### Goal of the exercise
Reproduce each line from the records that holds "Clara".

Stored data
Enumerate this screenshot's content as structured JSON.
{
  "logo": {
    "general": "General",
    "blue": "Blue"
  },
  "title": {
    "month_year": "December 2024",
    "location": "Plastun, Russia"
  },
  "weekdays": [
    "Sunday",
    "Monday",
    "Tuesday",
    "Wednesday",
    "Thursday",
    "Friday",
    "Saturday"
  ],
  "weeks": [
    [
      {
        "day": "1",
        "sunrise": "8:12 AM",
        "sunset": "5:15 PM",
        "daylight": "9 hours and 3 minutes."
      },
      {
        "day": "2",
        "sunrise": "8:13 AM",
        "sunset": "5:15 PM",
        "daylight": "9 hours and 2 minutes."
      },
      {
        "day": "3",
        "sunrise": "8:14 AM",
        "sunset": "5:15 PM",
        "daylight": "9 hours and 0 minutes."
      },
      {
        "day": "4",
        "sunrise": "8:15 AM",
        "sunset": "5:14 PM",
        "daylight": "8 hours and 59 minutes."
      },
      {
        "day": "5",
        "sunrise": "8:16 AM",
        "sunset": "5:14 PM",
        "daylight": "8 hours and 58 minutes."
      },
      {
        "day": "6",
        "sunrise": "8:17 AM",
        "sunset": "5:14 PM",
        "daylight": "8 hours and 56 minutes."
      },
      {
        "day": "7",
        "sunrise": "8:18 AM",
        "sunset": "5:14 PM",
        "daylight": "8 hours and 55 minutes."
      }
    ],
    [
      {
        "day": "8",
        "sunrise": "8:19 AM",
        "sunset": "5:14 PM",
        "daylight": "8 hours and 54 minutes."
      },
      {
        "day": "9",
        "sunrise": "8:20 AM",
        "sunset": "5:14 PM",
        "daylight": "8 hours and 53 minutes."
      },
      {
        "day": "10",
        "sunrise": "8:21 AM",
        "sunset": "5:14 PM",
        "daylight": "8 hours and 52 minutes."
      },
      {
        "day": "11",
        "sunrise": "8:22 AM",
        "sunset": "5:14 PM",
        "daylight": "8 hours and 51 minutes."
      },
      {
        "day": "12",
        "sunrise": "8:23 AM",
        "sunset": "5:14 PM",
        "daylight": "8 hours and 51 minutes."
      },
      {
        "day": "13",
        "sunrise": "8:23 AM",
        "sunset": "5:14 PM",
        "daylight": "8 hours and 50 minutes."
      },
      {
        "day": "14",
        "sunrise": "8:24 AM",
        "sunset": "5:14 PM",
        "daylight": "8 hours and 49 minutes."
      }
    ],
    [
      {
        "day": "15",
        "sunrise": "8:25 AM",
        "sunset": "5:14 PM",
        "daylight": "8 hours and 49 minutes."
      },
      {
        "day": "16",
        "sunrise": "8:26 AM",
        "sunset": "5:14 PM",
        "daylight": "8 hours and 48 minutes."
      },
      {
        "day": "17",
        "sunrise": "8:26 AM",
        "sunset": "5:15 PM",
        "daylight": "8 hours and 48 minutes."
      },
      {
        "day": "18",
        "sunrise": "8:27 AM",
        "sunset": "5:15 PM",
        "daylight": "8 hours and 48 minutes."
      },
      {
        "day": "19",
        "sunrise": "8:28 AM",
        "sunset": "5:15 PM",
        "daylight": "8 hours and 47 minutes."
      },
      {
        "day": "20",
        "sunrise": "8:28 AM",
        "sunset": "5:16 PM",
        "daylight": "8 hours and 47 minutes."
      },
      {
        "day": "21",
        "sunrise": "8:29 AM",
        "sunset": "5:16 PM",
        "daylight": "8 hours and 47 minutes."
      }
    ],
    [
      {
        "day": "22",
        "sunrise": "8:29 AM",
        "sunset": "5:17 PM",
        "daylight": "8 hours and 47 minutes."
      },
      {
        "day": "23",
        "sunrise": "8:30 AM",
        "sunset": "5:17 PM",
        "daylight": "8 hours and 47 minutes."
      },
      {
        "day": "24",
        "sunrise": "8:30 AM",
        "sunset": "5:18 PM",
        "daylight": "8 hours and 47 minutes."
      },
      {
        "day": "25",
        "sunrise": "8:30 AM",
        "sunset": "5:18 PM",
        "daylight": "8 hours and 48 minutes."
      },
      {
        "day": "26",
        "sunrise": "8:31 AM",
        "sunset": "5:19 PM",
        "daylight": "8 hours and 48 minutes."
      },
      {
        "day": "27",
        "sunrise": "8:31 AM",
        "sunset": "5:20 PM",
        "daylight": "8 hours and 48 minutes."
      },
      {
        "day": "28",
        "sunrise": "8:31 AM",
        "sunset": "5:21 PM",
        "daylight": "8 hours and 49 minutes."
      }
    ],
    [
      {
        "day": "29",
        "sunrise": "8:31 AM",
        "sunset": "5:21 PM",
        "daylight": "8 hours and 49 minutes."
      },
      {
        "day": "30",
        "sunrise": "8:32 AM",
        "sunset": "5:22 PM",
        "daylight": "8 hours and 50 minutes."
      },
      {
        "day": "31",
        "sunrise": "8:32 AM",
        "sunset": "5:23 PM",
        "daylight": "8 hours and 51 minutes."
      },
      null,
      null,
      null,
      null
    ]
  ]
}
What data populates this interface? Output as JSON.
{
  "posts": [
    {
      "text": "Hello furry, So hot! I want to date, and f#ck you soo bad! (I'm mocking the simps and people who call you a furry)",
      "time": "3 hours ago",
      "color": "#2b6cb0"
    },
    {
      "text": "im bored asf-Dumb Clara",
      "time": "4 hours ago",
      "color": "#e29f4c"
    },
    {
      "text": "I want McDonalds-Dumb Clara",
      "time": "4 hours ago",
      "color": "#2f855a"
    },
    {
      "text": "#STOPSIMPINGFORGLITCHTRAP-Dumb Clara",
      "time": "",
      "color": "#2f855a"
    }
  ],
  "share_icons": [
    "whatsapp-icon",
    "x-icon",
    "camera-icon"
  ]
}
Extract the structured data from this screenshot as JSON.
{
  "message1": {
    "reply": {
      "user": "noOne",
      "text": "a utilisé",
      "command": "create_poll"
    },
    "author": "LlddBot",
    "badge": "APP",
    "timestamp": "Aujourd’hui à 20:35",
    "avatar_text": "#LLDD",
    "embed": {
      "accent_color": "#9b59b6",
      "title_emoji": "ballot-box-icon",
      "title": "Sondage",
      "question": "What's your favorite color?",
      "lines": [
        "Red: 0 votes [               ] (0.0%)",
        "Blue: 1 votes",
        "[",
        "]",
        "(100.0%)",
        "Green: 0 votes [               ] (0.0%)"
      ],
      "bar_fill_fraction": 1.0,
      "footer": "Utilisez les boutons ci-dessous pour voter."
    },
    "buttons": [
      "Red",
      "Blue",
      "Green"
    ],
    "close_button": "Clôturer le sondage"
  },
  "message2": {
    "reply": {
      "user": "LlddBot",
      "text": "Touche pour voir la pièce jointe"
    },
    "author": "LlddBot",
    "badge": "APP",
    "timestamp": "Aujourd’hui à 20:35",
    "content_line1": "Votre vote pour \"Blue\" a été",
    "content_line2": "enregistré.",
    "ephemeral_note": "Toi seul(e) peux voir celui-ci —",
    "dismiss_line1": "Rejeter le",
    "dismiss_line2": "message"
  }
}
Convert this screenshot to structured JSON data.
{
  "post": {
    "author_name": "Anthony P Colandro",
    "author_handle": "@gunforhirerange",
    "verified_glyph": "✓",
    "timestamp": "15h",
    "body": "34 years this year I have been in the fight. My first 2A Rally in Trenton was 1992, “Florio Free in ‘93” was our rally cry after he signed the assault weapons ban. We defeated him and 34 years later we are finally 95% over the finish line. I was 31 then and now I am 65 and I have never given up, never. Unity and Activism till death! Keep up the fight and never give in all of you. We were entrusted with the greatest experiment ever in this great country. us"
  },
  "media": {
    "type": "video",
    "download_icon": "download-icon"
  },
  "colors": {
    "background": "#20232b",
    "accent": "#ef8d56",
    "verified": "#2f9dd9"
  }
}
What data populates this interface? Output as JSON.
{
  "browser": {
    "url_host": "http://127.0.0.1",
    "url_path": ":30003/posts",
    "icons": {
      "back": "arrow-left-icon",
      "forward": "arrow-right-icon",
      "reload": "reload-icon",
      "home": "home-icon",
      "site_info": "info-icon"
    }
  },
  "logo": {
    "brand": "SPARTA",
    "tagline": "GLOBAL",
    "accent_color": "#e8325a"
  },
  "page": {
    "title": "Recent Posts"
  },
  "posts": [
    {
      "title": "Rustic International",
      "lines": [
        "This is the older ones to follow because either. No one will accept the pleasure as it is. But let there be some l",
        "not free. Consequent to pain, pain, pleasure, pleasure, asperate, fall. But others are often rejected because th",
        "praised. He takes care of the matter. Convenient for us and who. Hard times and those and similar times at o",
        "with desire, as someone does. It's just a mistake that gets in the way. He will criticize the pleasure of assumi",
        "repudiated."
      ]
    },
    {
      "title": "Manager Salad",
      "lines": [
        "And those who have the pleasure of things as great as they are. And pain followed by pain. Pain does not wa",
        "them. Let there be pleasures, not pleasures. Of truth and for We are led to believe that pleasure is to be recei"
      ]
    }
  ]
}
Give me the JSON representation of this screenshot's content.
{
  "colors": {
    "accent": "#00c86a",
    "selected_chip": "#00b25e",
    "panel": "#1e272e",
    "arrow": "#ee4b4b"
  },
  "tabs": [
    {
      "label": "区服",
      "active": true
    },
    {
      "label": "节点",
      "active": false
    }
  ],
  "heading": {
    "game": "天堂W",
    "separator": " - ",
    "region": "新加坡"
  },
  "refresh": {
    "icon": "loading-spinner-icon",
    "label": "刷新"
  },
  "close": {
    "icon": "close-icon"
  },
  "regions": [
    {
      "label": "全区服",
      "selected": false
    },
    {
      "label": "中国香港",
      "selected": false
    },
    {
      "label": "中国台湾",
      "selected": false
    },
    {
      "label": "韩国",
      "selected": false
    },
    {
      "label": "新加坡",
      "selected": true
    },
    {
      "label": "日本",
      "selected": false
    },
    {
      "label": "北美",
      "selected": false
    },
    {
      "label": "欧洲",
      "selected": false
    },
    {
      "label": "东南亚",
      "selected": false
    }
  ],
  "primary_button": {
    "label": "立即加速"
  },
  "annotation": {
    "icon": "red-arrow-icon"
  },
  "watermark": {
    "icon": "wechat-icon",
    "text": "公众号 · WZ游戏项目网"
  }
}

### Solved problem
      "text": "im bored asf-Dumb Clara",
      "text": "I want McDonalds-Dumb Clara",
      "text": "#STOPSIMPINGFORGLITCHTRAP-Dumb Clara",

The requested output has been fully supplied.